- What is asked: Recast the lines of the listing starting at the line containing "black-stone xyxy=(94,151,113,170)" and ending at the line containing "black-stone xyxy=(151,75,170,94)" as a Markdown table, with the row number under Row and the line under Entry. Leave out blank lines.

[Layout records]
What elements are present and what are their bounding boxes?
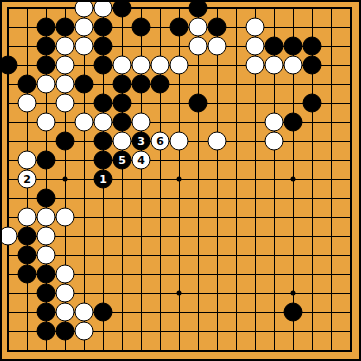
black-stone xyxy=(94,151,113,170)
white-stone xyxy=(56,303,75,322)
black-stone xyxy=(94,94,113,113)
grid-line-vertical xyxy=(236,8,237,351)
white-stone xyxy=(56,265,75,284)
black-stone xyxy=(94,303,113,322)
white-stone xyxy=(37,208,56,227)
black-stone-move-5: 5 xyxy=(113,151,132,170)
white-stone xyxy=(37,75,56,94)
white-stone xyxy=(18,208,37,227)
white-stone xyxy=(151,56,170,75)
black-stone xyxy=(170,18,189,37)
white-stone xyxy=(56,56,75,75)
black-stone xyxy=(37,56,56,75)
black-stone xyxy=(37,37,56,56)
black-stone xyxy=(303,37,322,56)
grid-line-horizontal xyxy=(8,255,351,256)
grid-line-vertical xyxy=(331,8,332,351)
white-stone xyxy=(94,113,113,132)
black-stone xyxy=(151,75,170,94)
black-stone xyxy=(94,37,113,56)
white-stone xyxy=(246,18,265,37)
black-stone xyxy=(208,18,227,37)
white-stone-move-4: 4 xyxy=(132,151,151,170)
black-stone xyxy=(284,37,303,56)
black-stone xyxy=(113,75,132,94)
white-stone xyxy=(189,37,208,56)
black-stone xyxy=(37,322,56,341)
black-stone xyxy=(37,303,56,322)
black-stone xyxy=(113,113,132,132)
white-stone xyxy=(75,37,94,56)
black-stone-move-3: 3 xyxy=(132,132,151,151)
white-stone xyxy=(265,113,284,132)
black-stone xyxy=(56,132,75,151)
white-stone xyxy=(56,37,75,56)
white-stone xyxy=(246,56,265,75)
black-stone xyxy=(94,132,113,151)
black-stone xyxy=(56,18,75,37)
black-stone xyxy=(94,18,113,37)
white-stone xyxy=(37,227,56,246)
white-stone xyxy=(132,56,151,75)
white-stone xyxy=(265,56,284,75)
white-stone xyxy=(75,322,94,341)
white-stone xyxy=(284,56,303,75)
white-stone xyxy=(56,75,75,94)
grid-line-horizontal xyxy=(8,198,351,199)
star-point xyxy=(177,177,182,182)
white-stone xyxy=(75,113,94,132)
white-stone xyxy=(56,94,75,113)
black-stone xyxy=(18,265,37,284)
black-stone xyxy=(37,18,56,37)
black-stone xyxy=(75,75,94,94)
star-point xyxy=(291,291,296,296)
white-stone xyxy=(170,132,189,151)
black-stone xyxy=(132,18,151,37)
black-stone xyxy=(37,151,56,170)
star-point xyxy=(63,177,68,182)
star-point xyxy=(177,291,182,296)
white-stone xyxy=(170,56,189,75)
black-stone xyxy=(18,75,37,94)
black-stone xyxy=(303,94,322,113)
black-stone xyxy=(284,303,303,322)
white-stone xyxy=(75,303,94,322)
white-stone-move-6: 6 xyxy=(151,132,170,151)
white-stone xyxy=(208,37,227,56)
white-stone xyxy=(265,132,284,151)
black-stone xyxy=(94,56,113,75)
black-stone xyxy=(18,246,37,265)
grid-line-vertical xyxy=(198,8,199,351)
white-stone xyxy=(189,18,208,37)
black-stone xyxy=(189,94,208,113)
white-stone xyxy=(37,113,56,132)
black-stone xyxy=(18,227,37,246)
black-stone xyxy=(37,189,56,208)
white-stone xyxy=(18,94,37,113)
star-point xyxy=(291,177,296,182)
black-stone xyxy=(303,56,322,75)
black-stone xyxy=(37,284,56,303)
white-stone xyxy=(113,56,132,75)
black-stone xyxy=(113,94,132,113)
black-stone xyxy=(284,113,303,132)
white-stone xyxy=(56,284,75,303)
white-stone-move-2: 2 xyxy=(18,170,37,189)
go-board-diagram: 365421 xyxy=(0,0,361,361)
black-stone xyxy=(56,322,75,341)
white-stone xyxy=(113,132,132,151)
black-stone xyxy=(37,265,56,284)
black-stone-move-1: 1 xyxy=(94,170,113,189)
grid-line-horizontal xyxy=(8,236,351,237)
white-stone xyxy=(37,246,56,265)
white-stone xyxy=(246,37,265,56)
white-stone xyxy=(75,18,94,37)
white-stone xyxy=(56,208,75,227)
white-stone xyxy=(132,113,151,132)
grid-line-vertical xyxy=(217,8,218,351)
white-stone xyxy=(18,151,37,170)
black-stone xyxy=(132,75,151,94)
black-stone xyxy=(265,37,284,56)
white-stone xyxy=(208,132,227,151)
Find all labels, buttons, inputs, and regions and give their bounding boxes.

- Exercise response:
| Row | Entry |
|---|---|
| 1 | black-stone xyxy=(94,151,113,170) |
| 2 | white-stone xyxy=(56,303,75,322) |
| 3 | black-stone xyxy=(94,94,113,113) |
| 4 | grid-line-vertical xyxy=(236,8,237,351) |
| 5 | white-stone xyxy=(56,265,75,284) |
| 6 | black-stone xyxy=(94,303,113,322) |
| 7 | white-stone xyxy=(37,208,56,227) |
| 8 | black-stone-move-5: 5 xyxy=(113,151,132,170) |
| 9 | white-stone xyxy=(37,75,56,94) |
| 10 | white-stone xyxy=(18,208,37,227) |
| 11 | white-stone xyxy=(151,56,170,75) |
| 12 | black-stone xyxy=(170,18,189,37) |
| 13 | white-stone xyxy=(56,56,75,75) |
| 14 | black-stone xyxy=(37,56,56,75) |
| 15 | black-stone xyxy=(37,37,56,56) |
| 16 | black-stone xyxy=(303,37,322,56) |
| 17 | grid-line-horizontal xyxy=(8,255,351,256) |
| 18 | grid-line-vertical xyxy=(331,8,332,351) |
| 19 | white-stone xyxy=(94,113,113,132) |
| 20 | black-stone xyxy=(151,75,170,94) |